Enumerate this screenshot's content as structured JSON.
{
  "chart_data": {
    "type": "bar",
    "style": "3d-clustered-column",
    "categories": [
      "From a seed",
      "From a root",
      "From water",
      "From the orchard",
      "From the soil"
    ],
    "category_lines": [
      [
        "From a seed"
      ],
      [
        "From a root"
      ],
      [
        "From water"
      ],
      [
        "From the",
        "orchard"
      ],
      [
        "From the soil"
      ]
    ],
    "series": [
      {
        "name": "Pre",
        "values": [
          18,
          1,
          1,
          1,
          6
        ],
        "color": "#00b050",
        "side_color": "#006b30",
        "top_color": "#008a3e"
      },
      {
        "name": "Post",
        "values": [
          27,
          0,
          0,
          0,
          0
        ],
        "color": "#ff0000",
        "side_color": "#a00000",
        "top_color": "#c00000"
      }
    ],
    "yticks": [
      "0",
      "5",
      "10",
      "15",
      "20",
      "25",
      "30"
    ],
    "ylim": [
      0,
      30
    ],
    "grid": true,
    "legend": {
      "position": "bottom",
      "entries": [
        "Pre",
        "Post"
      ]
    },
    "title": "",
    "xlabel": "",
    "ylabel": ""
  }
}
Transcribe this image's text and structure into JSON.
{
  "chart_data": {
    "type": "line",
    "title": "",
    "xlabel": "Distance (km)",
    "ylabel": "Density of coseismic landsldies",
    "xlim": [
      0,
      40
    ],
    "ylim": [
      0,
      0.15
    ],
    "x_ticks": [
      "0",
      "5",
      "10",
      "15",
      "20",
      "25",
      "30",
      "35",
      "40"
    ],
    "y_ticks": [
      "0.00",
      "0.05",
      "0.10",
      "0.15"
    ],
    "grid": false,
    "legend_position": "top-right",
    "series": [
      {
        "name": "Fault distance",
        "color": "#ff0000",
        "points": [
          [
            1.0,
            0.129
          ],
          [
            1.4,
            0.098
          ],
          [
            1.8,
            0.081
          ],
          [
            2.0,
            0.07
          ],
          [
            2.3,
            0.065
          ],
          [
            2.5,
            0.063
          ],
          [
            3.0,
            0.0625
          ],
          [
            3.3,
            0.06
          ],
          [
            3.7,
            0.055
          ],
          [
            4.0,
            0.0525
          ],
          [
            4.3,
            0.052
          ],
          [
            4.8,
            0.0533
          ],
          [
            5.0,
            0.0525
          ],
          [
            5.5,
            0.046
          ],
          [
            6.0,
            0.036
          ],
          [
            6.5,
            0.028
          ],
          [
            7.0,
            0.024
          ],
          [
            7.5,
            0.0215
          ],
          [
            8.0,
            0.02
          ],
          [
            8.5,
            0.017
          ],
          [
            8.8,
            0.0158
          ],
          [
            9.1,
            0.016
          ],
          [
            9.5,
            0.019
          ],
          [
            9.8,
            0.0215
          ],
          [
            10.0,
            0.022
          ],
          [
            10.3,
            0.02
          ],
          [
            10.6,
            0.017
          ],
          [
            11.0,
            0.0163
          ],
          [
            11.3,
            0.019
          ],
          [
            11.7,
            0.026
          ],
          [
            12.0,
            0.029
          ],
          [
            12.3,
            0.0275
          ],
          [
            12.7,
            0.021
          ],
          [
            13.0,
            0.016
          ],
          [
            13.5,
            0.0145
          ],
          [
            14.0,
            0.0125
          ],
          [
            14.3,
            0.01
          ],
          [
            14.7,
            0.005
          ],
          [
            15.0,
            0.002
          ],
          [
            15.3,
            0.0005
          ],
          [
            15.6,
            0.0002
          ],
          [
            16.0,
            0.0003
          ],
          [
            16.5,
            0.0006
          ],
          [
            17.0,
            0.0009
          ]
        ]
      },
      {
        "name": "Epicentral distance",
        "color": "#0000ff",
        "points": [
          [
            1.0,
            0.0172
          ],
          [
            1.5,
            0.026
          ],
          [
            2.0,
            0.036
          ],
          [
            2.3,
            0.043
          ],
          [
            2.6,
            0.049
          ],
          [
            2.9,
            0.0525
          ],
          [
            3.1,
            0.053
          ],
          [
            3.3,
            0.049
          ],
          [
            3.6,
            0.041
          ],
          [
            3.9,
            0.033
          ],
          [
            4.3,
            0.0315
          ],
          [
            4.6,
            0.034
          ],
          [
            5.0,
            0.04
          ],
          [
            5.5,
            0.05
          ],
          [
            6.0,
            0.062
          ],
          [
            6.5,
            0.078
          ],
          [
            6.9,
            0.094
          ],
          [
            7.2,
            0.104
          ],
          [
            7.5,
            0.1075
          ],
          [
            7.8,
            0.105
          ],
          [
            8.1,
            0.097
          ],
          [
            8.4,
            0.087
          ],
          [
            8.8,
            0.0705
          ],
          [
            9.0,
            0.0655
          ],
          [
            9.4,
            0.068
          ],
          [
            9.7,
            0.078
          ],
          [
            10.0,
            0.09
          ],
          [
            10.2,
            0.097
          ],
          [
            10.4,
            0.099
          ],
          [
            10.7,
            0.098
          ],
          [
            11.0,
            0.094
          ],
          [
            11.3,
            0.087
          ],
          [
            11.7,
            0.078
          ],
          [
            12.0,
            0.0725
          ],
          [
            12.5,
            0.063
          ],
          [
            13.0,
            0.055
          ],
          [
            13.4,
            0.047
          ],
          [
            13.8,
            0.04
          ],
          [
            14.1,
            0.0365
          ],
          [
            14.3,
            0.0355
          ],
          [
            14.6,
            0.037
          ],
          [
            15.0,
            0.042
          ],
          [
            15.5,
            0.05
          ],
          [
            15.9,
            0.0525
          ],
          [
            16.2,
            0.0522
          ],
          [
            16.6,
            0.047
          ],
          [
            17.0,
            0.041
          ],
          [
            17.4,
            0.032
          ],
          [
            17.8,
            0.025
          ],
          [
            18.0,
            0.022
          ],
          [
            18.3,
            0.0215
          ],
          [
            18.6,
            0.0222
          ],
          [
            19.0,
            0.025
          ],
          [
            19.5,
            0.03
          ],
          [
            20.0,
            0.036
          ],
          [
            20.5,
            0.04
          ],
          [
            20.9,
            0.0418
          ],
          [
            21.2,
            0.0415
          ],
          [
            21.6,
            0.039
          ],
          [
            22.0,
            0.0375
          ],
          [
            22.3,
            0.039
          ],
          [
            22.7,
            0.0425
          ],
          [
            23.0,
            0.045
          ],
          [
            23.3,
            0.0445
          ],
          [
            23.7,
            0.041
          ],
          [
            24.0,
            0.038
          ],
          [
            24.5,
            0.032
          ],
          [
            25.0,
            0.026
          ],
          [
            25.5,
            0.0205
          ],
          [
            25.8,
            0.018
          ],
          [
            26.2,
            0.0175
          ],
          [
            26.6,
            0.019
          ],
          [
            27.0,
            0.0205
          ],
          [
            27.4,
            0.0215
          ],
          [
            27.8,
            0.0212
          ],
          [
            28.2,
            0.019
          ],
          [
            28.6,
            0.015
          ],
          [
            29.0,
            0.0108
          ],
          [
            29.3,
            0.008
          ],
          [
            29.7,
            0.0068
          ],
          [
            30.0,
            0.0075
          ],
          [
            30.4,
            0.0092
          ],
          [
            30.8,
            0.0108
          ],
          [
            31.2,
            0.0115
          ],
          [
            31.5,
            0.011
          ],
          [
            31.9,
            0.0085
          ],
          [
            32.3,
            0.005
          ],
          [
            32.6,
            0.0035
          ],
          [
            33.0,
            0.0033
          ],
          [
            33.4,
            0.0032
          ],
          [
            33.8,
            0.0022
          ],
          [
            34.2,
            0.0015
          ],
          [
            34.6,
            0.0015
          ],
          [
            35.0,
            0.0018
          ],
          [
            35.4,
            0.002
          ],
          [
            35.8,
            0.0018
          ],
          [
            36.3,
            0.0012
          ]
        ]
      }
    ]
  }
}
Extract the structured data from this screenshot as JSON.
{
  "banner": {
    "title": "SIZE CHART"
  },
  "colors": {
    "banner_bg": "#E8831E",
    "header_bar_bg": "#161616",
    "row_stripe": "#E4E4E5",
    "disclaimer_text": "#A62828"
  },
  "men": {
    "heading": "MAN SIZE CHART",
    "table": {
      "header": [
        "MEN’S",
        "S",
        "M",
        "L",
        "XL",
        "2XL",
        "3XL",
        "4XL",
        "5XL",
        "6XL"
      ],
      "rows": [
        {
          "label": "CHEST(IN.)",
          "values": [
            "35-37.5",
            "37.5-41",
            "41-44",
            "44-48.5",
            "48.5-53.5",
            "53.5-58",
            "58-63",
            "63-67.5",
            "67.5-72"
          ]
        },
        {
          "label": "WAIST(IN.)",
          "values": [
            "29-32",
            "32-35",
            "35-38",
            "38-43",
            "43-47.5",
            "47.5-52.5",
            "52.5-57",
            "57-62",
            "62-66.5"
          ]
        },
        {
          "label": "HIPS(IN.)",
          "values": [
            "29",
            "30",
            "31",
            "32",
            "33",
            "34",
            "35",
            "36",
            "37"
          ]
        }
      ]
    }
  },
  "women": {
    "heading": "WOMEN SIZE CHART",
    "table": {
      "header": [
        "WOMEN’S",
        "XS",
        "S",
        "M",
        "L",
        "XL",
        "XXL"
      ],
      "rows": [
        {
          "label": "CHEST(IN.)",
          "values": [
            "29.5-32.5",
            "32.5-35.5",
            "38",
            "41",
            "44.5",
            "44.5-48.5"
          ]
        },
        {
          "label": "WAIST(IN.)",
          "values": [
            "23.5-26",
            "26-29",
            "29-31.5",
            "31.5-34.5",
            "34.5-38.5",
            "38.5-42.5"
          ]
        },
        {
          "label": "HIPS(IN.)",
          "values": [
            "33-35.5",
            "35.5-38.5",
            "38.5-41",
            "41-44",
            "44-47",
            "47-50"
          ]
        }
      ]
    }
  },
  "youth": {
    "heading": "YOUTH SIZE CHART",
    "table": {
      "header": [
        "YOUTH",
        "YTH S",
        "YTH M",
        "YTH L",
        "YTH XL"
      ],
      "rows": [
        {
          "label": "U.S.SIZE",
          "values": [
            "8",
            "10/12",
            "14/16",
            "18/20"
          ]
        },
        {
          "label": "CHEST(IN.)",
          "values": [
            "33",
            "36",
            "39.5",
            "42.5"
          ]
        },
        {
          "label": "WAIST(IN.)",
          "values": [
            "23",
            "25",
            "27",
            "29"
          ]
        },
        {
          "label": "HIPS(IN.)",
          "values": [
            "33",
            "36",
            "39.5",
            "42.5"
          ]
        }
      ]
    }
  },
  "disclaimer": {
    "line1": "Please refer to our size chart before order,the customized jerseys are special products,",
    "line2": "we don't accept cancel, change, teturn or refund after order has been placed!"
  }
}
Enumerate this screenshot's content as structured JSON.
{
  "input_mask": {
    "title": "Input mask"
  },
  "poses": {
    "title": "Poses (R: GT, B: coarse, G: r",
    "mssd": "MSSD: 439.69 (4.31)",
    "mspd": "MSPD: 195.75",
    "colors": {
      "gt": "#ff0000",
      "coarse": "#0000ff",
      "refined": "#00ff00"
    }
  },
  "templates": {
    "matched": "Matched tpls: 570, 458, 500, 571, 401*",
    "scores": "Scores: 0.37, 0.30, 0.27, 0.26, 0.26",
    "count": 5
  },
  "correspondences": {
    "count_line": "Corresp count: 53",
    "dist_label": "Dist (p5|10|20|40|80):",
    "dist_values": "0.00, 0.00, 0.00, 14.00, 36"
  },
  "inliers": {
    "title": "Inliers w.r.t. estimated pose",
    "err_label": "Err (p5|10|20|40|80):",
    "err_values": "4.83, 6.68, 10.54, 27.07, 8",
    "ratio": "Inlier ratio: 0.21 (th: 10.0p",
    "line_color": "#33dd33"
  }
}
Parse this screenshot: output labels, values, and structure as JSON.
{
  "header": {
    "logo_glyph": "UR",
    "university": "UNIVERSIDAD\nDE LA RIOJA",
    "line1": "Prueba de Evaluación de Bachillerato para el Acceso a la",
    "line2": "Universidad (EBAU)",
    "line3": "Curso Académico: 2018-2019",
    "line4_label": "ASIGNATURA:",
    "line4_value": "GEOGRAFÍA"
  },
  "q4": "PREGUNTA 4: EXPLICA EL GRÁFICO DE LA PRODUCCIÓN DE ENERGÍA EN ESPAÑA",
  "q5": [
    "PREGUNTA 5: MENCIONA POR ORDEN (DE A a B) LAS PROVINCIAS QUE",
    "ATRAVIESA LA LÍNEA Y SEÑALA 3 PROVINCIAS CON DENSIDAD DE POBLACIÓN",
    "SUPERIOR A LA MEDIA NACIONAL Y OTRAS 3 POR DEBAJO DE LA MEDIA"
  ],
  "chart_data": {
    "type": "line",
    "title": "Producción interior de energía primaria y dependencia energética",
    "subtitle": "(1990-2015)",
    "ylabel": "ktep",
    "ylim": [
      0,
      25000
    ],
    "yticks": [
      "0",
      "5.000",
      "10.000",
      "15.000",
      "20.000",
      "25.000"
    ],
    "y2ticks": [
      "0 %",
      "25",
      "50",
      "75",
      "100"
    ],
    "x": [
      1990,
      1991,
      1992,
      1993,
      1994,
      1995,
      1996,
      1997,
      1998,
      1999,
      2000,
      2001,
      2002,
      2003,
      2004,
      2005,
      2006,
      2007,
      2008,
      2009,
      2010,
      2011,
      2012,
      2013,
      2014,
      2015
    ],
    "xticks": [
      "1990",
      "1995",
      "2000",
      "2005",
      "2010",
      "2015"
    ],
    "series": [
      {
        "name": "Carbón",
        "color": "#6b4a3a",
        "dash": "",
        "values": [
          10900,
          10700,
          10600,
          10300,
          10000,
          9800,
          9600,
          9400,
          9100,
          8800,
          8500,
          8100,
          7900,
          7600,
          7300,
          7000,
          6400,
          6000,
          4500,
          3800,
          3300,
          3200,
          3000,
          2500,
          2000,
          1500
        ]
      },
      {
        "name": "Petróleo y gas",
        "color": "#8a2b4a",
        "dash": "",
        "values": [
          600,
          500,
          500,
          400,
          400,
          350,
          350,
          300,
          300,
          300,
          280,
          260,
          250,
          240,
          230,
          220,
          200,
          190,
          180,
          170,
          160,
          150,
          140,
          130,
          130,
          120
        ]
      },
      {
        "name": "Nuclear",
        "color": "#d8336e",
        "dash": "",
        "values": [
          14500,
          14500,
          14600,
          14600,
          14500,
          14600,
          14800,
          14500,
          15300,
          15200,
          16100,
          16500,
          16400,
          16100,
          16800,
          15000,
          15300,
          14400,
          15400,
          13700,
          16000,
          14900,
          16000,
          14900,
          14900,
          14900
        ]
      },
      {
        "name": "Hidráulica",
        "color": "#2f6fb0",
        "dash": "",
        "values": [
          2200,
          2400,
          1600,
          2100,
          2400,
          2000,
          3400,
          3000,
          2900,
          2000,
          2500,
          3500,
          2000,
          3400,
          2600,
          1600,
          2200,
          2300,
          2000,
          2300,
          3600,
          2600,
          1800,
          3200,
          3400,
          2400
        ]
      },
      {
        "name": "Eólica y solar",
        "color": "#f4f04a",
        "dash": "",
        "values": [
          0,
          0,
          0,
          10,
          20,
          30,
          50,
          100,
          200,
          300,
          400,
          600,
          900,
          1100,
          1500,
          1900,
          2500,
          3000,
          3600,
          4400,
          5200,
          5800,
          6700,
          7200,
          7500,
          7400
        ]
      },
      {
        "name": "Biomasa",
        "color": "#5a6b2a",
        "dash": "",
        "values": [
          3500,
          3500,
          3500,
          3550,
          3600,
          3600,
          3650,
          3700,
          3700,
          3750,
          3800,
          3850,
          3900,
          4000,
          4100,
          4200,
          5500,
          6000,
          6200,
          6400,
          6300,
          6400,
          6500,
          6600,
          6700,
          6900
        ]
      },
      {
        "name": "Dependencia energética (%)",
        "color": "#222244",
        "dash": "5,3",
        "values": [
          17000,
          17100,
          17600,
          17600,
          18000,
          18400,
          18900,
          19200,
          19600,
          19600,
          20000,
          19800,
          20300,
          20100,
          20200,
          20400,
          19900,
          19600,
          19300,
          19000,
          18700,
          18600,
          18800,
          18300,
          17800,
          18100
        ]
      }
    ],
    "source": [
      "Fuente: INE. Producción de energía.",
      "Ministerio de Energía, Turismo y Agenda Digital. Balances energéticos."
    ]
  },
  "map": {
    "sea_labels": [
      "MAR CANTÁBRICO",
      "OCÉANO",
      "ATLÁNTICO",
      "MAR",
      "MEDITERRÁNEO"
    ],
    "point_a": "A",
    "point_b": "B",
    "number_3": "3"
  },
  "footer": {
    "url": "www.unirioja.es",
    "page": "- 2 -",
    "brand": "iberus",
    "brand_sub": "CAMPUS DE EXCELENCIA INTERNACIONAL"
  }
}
○ ○ ○
From the records above, pick out and copy each line holding the word "energética".

    "title": "Producción interior de energía primaria y dependencia energética",
        "name": "Dependencia energética (%)",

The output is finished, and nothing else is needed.